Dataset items
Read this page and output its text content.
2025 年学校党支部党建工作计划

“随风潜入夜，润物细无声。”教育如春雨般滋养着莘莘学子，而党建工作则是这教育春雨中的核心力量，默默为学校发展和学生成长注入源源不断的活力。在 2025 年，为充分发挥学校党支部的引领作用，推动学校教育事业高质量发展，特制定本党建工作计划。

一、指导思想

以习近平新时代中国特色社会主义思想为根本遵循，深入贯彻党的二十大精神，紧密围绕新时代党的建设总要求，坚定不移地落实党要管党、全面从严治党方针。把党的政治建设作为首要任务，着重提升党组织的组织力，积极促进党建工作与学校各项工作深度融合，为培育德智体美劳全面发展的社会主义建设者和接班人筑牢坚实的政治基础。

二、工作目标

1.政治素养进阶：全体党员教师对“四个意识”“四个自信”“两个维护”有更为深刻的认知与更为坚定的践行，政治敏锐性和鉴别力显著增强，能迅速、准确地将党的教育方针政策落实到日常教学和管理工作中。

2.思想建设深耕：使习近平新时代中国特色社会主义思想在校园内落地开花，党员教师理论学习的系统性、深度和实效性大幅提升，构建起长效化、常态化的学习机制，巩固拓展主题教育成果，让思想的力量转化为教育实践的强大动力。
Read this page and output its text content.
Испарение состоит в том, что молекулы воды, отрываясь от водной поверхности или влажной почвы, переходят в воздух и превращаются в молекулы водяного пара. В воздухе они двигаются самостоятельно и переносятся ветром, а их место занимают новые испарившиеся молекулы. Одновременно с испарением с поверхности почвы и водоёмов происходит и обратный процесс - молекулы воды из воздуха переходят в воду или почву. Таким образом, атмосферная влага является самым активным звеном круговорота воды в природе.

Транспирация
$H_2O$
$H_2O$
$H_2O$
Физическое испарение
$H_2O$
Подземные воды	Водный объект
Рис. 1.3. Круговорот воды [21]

(Problem description):
Extract the full listing and reproduce each line exactly.

(Response to the task):
Read this page and output its text content.
2025 年学校党支部党建工作计划

“随风潜入夜，润物细无声。”教育如春雨般滋养着莘莘学子，而党建工作则是这教育春雨中的核心力量，默默为学校发展和学生成长注入源源不断的活力。在 2025 年，为充分发挥学校党支部的引领作用，推动学校教育事业高质量发展，特制定本党建工作计划。

一、指导思想

以习近平新时代中国特色社会主义思想为根本遵循，深入贯彻党的二十大精神，紧密围绕新时代党的建设总要求，坚定不移地落实党要管党、全面从严治党方针。把党的政治建设作为首要任务，着重提升党组织的组织力，积极促进党建工作与学校各项工作深度融合，为培育德智体美劳全面发展的社会主义建设者和接班人筑牢坚实的政治基础。

二、工作目标

1.政治素养进阶：全体党员教师对“四个意识”“四个自信”“两个维护”有更为深刻的认知与更为坚定的践行，政治敏锐性和鉴别力显著增强，能迅速、准确地将党的教育方针政策落实到日常教学和管理工作中。

2.思想建设深耕：使习近平新时代中国特色社会主义思想在校园内落地开花，党员教师理论学习的系统性、深度和实效性大幅提升，构建起长效化、常态化的学习机制，巩固拓展主题教育成果，让思想的力量转化为教育实践的强大动力。
Read this page and output its text content.
Испарение состоит в том, что молекулы воды, отрываясь от водной поверхности или влажной почвы, переходят в воздух и превращаются в молекулы водяного пара. В воздухе они двигаются самостоятельно и переносятся ветром, а их место занимают новые испарившиеся молекулы. Одновременно с испарением с поверхности почвы и водоёмов происходит и обратный процесс - молекулы воды из воздуха переходят в воду или почву. Таким образом, атмосферная влага является самым активным звеном круговорота воды в природе.

Транспирация
$H_2O$
$H_2O$
$H_2O$
Физическое испарение
$H_2O$
Подземные воды	Водный объект
Рис. 1.3. Круговорот воды [21]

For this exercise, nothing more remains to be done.